>> start
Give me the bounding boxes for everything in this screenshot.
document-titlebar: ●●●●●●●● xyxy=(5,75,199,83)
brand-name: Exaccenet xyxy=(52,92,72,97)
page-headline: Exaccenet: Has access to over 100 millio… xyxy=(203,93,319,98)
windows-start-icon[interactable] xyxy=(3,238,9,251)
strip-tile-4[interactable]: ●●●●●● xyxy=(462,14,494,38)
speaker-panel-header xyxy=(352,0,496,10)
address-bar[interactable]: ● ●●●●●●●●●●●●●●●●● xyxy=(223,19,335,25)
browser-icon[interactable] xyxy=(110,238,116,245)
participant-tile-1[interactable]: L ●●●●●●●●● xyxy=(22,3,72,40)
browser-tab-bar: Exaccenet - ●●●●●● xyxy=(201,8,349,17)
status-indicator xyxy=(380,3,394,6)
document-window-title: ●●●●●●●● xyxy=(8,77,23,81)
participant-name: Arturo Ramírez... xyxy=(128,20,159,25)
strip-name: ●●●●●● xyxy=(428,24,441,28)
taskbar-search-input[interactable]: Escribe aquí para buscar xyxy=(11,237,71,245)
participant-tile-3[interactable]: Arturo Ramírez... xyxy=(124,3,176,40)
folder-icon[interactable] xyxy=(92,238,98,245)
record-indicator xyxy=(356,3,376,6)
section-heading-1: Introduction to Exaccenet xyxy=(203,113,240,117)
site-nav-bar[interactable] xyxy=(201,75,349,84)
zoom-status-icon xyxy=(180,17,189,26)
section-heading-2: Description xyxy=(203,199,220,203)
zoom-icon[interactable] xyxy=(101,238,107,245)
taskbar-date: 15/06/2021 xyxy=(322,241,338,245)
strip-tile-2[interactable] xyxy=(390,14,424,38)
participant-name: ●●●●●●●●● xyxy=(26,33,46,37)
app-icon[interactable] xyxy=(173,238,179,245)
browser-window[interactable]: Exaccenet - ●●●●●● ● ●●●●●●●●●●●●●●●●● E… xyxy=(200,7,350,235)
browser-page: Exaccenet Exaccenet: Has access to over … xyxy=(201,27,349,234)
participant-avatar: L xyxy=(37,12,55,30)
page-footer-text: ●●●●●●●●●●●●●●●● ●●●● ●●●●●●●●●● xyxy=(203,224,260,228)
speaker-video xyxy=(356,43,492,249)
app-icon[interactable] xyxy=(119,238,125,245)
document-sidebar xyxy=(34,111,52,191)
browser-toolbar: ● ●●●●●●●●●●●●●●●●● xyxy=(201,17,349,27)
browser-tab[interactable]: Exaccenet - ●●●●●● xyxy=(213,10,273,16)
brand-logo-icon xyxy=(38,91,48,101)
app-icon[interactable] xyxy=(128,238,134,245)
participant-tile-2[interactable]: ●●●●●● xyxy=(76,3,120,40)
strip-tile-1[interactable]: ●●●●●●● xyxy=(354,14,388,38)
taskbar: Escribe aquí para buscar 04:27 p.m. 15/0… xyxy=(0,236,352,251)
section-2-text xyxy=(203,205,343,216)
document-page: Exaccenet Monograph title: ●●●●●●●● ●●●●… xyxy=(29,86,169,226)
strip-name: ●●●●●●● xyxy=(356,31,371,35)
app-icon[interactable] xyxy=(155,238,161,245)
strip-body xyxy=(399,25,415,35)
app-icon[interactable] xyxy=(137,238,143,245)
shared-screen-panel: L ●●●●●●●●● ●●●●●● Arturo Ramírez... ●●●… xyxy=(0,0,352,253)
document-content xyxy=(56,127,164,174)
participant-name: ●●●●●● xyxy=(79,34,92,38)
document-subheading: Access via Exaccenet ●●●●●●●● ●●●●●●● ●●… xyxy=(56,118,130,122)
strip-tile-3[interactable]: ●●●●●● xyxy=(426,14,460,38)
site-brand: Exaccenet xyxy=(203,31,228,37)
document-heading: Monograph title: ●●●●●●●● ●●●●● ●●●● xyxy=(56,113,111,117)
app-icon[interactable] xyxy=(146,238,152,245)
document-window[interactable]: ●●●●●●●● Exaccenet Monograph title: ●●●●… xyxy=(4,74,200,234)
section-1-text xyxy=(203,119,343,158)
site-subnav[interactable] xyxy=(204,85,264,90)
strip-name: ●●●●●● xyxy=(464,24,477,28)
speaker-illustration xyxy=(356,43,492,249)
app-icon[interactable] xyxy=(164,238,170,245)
>> end
>> start
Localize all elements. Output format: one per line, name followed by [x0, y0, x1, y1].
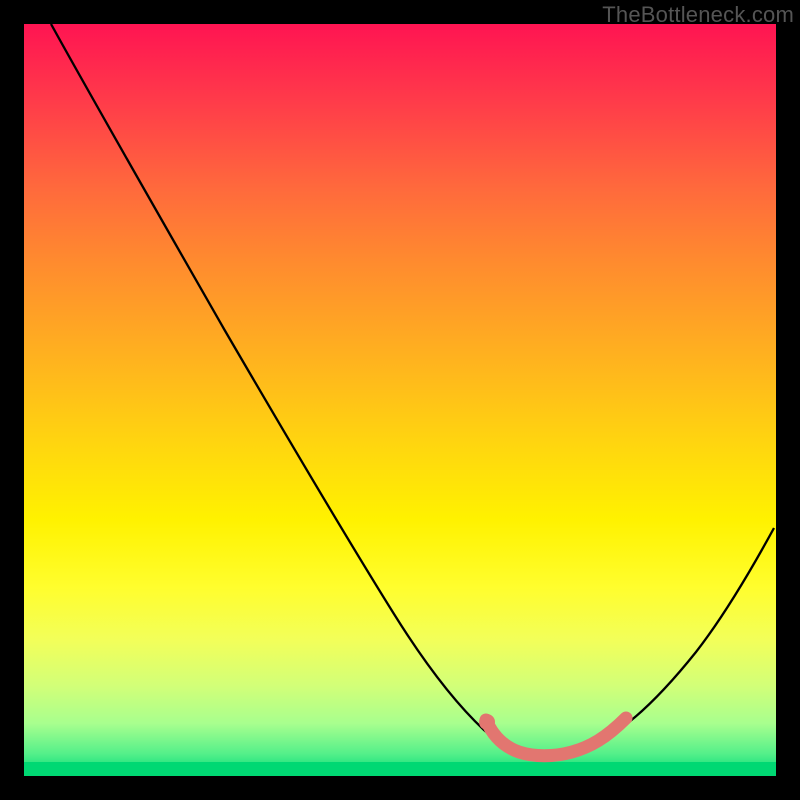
>> end
■ WRITTEN REQUEST: Lay out the items from the line containing "Give me the" through the line containing "status-indicator xyxy=(380,3,394,6)" as a numbered list, leaving out any blank lines.

■ EXPECTED ANSWER:
1. Give me the bounding boxes for everything in this screenshot.
2. document-titlebar: ●●●●●●●● xyxy=(5,75,199,83)
3. brand-name: Exaccenet xyxy=(52,92,72,97)
4. page-headline: Exaccenet: Has access to over 100 millio… xyxy=(203,93,319,98)
5. windows-start-icon[interactable] xyxy=(3,238,9,251)
6. strip-tile-4[interactable]: ●●●●●● xyxy=(462,14,494,38)
7. speaker-panel-header xyxy=(352,0,496,10)
8. address-bar[interactable]: ● ●●●●●●●●●●●●●●●●● xyxy=(223,19,335,25)
9. browser-icon[interactable] xyxy=(110,238,116,245)
10. participant-tile-1[interactable]: L ●●●●●●●●● xyxy=(22,3,72,40)
11. browser-tab-bar: Exaccenet - ●●●●●● xyxy=(201,8,349,17)
12. status-indicator xyxy=(380,3,394,6)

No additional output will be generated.